Records:
---*---

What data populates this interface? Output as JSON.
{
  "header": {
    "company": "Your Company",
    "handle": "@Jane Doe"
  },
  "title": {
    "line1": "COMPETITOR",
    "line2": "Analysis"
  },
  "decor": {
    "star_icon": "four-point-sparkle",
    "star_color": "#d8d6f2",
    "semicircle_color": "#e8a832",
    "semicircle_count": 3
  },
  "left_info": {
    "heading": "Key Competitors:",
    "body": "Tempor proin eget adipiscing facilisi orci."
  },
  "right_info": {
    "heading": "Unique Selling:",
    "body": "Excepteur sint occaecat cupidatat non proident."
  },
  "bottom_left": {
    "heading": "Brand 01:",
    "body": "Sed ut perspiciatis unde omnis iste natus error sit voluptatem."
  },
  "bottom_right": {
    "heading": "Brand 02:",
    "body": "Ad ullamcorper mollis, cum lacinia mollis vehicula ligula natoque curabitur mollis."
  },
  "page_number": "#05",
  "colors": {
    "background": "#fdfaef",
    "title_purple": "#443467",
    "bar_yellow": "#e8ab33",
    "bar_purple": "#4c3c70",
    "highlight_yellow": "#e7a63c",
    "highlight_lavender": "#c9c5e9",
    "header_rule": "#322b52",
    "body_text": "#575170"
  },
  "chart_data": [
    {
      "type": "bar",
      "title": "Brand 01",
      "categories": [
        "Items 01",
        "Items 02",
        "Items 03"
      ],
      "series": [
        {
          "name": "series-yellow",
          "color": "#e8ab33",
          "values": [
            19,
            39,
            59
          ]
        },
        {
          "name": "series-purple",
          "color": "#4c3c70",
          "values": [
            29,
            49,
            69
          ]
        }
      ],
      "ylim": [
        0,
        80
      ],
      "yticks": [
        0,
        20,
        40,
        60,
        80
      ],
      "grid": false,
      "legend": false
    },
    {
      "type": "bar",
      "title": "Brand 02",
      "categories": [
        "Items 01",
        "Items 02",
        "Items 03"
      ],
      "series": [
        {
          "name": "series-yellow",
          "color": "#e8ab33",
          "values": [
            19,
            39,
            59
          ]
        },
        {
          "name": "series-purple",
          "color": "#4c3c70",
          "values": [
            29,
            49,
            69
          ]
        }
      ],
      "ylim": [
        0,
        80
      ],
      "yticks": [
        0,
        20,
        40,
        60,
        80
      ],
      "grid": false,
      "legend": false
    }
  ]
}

---*---

**TASK GOAL**
Using the material above, print every entry exactly as written.

**SOLUTION**
What data populates this interface? Output as JSON.
{
  "header": {
    "company": "Your Company",
    "handle": "@Jane Doe"
  },
  "title": {
    "line1": "COMPETITOR",
    "line2": "Analysis"
  },
  "decor": {
    "star_icon": "four-point-sparkle",
    "star_color": "#d8d6f2",
    "semicircle_color": "#e8a832",
    "semicircle_count": 3
  },
  "left_info": {
    "heading": "Key Competitors:",
    "body": "Tempor proin eget adipiscing facilisi orci."
  },
  "right_info": {
    "heading": "Unique Selling:",
    "body": "Excepteur sint occaecat cupidatat non proident."
  },
  "bottom_left": {
    "heading": "Brand 01:",
    "body": "Sed ut perspiciatis unde omnis iste natus error sit voluptatem."
  },
  "bottom_right": {
    "heading": "Brand 02:",
    "body": "Ad ullamcorper mollis, cum lacinia mollis vehicula ligula natoque curabitur mollis."
  },
  "page_number": "#05",
  "colors": {
    "background": "#fdfaef",
    "title_purple": "#443467",
    "bar_yellow": "#e8ab33",
    "bar_purple": "#4c3c70",
    "highlight_yellow": "#e7a63c",
    "highlight_lavender": "#c9c5e9",
    "header_rule": "#322b52",
    "body_text": "#575170"
  },
  "chart_data": [
    {
      "type": "bar",
      "title": "Brand 01",
      "categories": [
        "Items 01",
        "Items 02",
        "Items 03"
      ],
      "series": [
        {
          "name": "series-yellow",
          "color": "#e8ab33",
          "values": [
            19,
            39,
            59
          ]
        },
        {
          "name": "series-purple",
          "color": "#4c3c70",
          "values": [
            29,
            49,
            69
          ]
        }
      ],
      "ylim": [
        0,
        80
      ],
      "yticks": [
        0,
        20,
        40,
        60,
        80
      ],
      "grid": false,
      "legend": false
    },
    {
      "type": "bar",
      "title": "Brand 02",
      "categories": [
        "Items 01",
        "Items 02",
        "Items 03"
      ],
      "series": [
        {
          "name": "series-yellow",
          "color": "#e8ab33",
          "values": [
            19,
            39,
            59
          ]
        },
        {
          "name": "series-purple",
          "color": "#4c3c70",
          "values": [
            29,
            49,
            69
          ]
        }
      ],
      "ylim": [
        0,
        80
      ],
      "yticks": [
        0,
        20,
        40,
        60,
        80
      ],
      "grid": false,
      "legend": false
    }
  ]
}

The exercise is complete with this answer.